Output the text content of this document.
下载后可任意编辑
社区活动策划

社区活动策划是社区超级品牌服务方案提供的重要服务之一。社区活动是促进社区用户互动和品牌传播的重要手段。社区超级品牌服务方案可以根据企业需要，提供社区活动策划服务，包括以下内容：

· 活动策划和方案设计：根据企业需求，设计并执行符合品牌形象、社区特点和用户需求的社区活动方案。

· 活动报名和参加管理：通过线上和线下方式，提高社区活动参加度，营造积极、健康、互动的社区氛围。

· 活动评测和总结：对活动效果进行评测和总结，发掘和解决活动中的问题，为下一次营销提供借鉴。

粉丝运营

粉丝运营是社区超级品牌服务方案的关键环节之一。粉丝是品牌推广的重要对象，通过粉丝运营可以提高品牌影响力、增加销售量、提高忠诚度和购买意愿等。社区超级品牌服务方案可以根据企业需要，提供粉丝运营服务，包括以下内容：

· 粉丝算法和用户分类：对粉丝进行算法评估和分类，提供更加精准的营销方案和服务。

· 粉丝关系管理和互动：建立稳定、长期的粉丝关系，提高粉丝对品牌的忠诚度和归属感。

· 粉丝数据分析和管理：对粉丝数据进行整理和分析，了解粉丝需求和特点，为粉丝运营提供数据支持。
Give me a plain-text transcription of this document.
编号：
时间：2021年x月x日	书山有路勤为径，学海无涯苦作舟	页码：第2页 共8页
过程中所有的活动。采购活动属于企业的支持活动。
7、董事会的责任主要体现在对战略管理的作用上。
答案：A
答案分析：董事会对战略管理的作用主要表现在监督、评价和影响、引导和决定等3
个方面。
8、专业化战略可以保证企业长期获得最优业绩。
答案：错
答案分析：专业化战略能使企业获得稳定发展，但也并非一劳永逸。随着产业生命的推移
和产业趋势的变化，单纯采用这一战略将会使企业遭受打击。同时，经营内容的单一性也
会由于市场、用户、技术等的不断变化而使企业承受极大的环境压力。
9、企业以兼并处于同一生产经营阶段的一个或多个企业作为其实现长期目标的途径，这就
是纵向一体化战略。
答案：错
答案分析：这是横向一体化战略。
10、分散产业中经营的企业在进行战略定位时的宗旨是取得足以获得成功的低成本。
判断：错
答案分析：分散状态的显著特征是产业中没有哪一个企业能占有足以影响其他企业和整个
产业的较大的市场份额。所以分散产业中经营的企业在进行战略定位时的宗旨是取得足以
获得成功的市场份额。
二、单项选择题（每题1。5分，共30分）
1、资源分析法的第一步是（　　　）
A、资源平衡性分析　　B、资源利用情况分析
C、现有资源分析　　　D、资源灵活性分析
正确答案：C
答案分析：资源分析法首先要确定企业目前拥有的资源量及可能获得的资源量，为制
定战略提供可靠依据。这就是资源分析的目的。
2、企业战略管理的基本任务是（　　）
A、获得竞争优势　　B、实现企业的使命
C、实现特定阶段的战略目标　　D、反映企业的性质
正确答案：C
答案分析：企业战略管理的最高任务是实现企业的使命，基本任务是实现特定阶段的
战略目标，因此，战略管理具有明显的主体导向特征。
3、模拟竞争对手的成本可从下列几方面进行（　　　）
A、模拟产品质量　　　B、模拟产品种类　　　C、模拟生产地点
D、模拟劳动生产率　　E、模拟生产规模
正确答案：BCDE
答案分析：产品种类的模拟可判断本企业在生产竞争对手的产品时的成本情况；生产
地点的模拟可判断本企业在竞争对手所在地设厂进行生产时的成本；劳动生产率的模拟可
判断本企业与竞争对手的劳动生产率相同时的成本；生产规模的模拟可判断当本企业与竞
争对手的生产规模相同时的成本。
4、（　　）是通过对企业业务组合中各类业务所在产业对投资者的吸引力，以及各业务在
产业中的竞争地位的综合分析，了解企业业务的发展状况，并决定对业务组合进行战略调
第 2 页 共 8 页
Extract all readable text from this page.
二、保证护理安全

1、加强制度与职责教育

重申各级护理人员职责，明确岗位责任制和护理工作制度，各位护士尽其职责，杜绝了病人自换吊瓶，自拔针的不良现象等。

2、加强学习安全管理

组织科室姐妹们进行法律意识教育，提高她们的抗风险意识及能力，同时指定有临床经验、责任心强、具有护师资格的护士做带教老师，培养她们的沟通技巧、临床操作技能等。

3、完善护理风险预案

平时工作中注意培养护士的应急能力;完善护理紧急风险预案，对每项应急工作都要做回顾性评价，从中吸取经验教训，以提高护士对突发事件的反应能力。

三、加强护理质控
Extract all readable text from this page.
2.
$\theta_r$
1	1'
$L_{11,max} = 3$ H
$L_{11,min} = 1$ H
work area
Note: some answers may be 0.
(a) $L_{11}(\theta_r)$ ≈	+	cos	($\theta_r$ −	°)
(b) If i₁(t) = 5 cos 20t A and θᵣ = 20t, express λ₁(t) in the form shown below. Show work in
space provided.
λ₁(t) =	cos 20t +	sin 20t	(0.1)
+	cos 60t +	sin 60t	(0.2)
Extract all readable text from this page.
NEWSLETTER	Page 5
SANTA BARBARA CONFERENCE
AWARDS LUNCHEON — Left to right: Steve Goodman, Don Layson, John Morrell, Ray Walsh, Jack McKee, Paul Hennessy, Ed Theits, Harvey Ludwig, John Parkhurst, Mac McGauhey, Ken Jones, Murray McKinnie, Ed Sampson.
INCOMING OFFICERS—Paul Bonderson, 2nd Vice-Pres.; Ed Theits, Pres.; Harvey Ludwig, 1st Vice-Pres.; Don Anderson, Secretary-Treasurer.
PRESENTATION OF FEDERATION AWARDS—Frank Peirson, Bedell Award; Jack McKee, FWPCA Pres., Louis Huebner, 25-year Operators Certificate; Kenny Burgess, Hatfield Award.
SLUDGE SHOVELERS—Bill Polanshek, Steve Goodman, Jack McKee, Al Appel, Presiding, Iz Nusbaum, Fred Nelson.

--

YOUR TASK »
Copy out each line of the entries that holds "答案分析".

TASK SOLUTION »
答案分析：董事会对战略管理的作用主要表现在监督、评价和影响、引导和决定等3
答案分析：专业化战略能使企业获得稳定发展，但也并非一劳永逸。随着产业生命的推移
答案分析：这是横向一体化战略。
答案分析：分散状态的显著特征是产业中没有哪一个企业能占有足以影响其他企业和整个
答案分析：资源分析法首先要确定企业目前拥有的资源量及可能获得的资源量，为制
答案分析：企业战略管理的最高任务是实现企业的使命，基本任务是实现特定阶段的
答案分析：产品种类的模拟可判断本企业在生产竞争对手的产品时的成本情况；生产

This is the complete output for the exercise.